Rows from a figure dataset
○ ○ ○ ○ ○ ○ ○

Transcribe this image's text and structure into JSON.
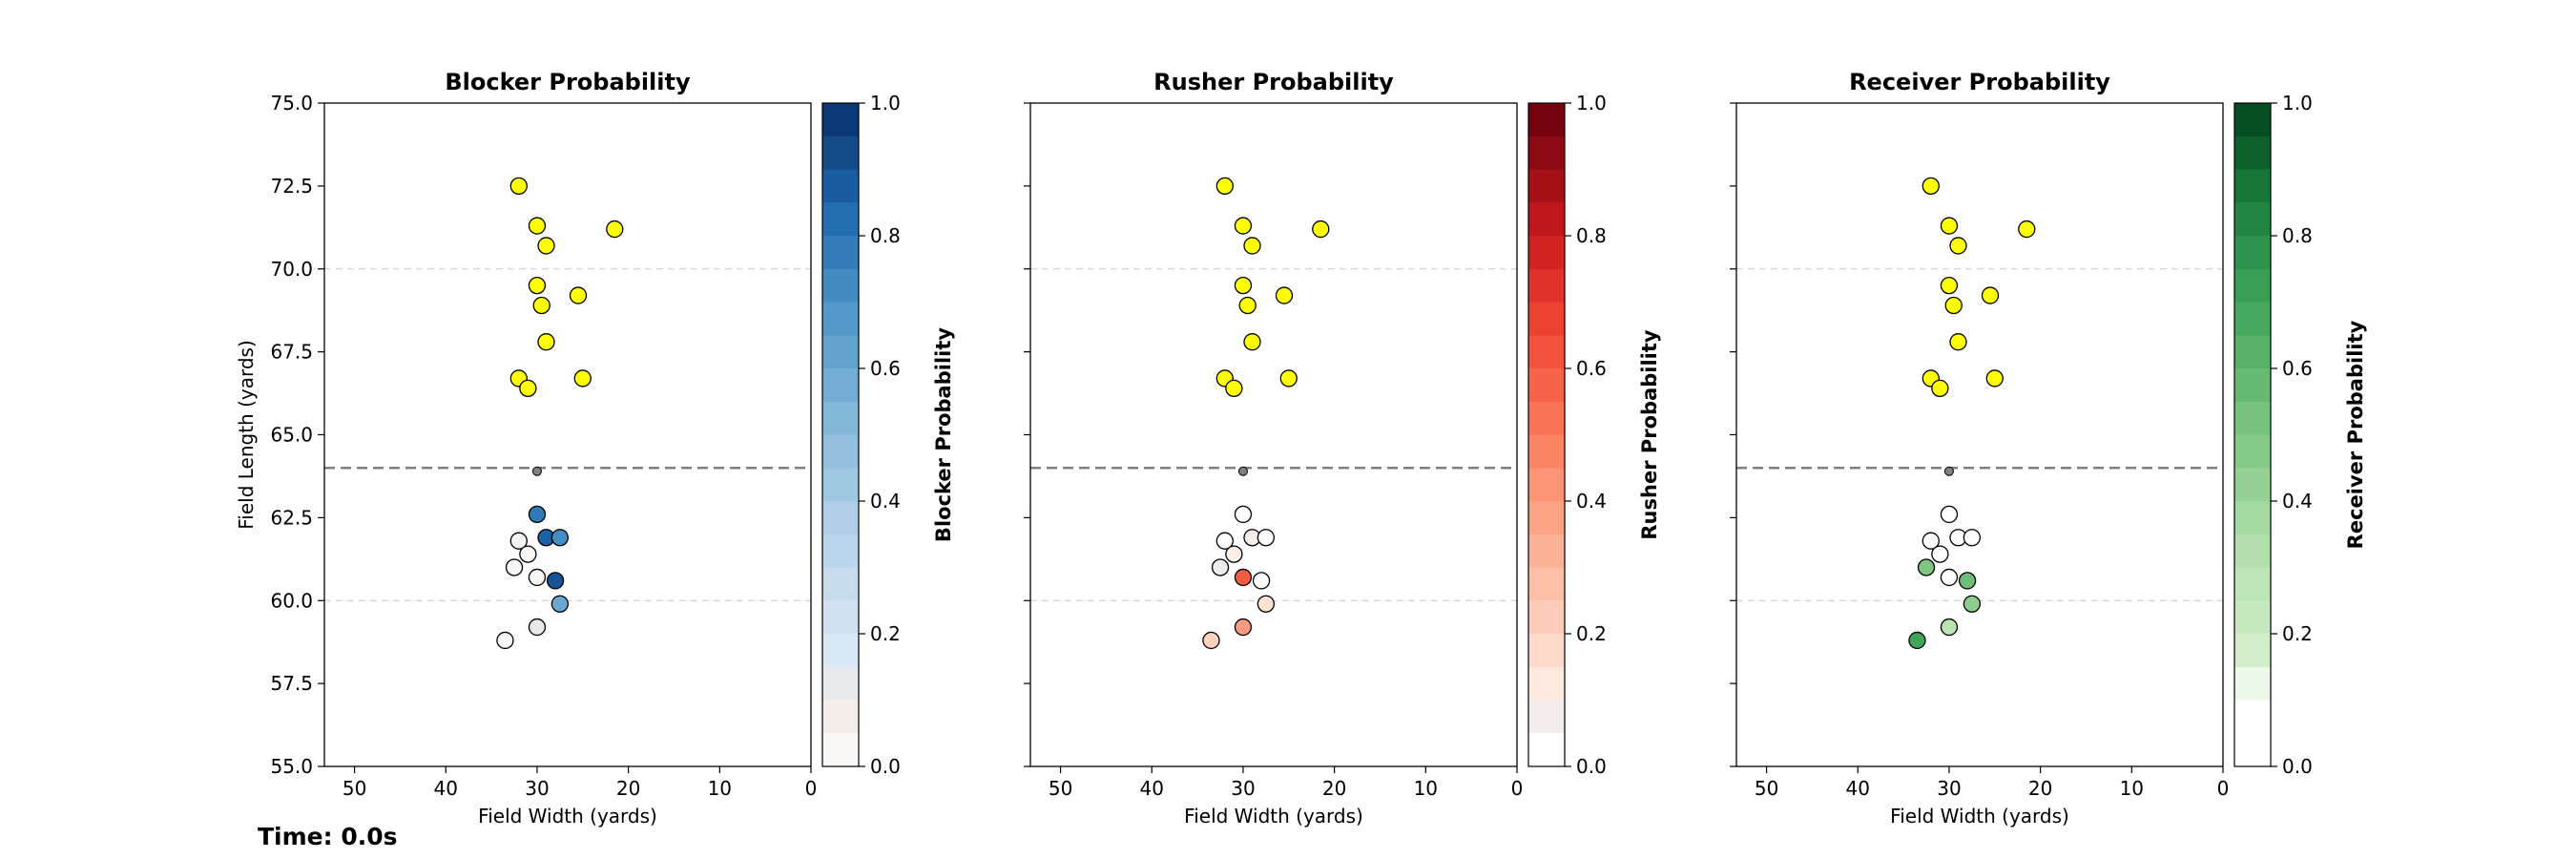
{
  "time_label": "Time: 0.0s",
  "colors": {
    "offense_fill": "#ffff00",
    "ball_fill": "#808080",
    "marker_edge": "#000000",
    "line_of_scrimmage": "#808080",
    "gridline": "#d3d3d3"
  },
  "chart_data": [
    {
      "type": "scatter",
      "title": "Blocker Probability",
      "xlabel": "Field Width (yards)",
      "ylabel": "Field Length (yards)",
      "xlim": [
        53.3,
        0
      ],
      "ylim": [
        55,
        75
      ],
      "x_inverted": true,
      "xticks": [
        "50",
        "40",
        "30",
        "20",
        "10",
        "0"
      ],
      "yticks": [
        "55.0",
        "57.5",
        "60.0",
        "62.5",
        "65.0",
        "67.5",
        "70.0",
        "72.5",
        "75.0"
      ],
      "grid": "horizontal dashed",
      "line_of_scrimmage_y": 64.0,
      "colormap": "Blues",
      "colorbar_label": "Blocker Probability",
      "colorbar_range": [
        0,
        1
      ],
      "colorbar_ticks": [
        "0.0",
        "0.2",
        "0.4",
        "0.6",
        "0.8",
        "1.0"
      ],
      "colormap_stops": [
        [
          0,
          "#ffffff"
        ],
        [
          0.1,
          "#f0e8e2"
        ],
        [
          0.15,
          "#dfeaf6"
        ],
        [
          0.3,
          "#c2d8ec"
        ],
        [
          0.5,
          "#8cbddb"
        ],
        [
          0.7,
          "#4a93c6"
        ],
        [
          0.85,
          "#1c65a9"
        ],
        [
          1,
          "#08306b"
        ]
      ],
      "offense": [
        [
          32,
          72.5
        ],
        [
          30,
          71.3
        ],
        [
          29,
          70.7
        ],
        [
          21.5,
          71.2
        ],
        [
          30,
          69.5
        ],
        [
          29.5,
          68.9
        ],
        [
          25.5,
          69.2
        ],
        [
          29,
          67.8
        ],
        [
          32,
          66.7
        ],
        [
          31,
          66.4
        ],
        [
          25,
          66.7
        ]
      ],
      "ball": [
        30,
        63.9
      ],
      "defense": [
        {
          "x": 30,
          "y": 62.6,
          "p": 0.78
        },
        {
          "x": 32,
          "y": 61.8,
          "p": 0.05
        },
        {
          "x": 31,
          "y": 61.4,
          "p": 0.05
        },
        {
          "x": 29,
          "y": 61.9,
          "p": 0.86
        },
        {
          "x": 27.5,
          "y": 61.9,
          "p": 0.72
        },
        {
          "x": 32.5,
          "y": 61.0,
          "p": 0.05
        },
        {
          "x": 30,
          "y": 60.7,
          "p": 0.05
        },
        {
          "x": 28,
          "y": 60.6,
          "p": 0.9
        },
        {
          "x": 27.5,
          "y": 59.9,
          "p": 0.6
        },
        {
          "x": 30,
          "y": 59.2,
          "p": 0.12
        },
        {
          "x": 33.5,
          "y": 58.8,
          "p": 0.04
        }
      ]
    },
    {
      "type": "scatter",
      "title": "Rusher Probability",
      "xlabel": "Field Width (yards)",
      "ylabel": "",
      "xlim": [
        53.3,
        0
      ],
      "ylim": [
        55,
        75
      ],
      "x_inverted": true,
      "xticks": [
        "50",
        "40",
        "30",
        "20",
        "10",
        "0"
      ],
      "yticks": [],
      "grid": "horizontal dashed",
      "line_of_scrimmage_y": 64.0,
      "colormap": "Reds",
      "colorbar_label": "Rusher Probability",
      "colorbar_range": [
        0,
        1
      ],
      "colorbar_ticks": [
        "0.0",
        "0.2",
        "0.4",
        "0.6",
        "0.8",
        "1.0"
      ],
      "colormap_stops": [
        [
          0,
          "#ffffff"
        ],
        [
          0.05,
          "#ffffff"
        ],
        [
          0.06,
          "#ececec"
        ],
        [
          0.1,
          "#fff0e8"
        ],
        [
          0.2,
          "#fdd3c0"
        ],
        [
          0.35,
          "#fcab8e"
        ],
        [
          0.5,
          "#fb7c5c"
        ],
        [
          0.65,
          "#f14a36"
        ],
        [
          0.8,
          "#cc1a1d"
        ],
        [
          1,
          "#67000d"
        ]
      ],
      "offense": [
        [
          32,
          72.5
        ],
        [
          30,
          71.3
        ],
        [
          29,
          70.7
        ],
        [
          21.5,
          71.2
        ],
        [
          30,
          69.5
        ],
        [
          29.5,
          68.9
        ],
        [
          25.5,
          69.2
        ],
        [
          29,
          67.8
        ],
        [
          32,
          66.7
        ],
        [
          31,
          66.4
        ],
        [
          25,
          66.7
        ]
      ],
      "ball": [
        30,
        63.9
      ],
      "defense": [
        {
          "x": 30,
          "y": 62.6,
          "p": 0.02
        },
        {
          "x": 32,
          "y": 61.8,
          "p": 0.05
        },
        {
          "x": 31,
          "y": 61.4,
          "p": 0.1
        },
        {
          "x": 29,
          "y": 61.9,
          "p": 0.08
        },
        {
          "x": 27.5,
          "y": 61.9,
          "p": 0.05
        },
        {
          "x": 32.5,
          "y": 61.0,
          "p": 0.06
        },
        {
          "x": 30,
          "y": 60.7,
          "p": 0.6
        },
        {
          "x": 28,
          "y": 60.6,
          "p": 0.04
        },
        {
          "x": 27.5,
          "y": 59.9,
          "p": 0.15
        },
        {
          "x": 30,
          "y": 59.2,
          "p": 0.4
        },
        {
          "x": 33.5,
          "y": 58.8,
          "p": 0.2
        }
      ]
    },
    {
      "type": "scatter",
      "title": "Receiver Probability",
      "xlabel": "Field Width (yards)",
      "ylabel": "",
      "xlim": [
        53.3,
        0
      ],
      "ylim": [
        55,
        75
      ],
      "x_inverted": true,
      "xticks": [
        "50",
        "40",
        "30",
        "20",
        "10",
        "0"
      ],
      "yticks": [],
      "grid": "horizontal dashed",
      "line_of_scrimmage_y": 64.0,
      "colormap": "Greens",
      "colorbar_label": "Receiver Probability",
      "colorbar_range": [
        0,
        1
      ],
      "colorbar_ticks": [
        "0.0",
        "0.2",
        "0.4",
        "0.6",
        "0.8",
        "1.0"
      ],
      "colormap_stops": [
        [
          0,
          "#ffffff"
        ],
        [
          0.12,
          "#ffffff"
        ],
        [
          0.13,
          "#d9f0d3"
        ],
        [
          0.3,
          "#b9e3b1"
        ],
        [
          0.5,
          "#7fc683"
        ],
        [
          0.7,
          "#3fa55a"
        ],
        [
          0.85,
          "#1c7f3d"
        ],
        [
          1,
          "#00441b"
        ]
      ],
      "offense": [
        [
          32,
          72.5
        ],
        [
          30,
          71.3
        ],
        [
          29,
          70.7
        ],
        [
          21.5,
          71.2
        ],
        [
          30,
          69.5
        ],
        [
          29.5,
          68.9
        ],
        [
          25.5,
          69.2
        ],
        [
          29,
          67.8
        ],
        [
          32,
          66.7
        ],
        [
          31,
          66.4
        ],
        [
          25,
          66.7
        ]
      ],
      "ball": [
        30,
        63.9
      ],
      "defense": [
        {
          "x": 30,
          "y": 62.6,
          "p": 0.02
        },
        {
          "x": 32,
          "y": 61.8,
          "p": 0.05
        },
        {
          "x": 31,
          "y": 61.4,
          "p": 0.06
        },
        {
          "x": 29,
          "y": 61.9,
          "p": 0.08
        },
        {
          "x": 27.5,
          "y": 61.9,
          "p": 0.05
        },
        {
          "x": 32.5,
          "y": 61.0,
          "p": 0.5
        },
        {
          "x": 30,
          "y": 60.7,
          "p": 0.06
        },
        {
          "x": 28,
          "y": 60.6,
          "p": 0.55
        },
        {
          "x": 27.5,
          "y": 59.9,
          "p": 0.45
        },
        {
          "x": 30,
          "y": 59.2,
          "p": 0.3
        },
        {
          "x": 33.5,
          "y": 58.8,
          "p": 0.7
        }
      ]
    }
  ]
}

○ ○ ○ ○ ○ ○ ○

What is required
Return every line above in which the string "Rusher" occurs.

Output below
      "title": "Rusher Probability",
      "colorbar_label": "Rusher Probability",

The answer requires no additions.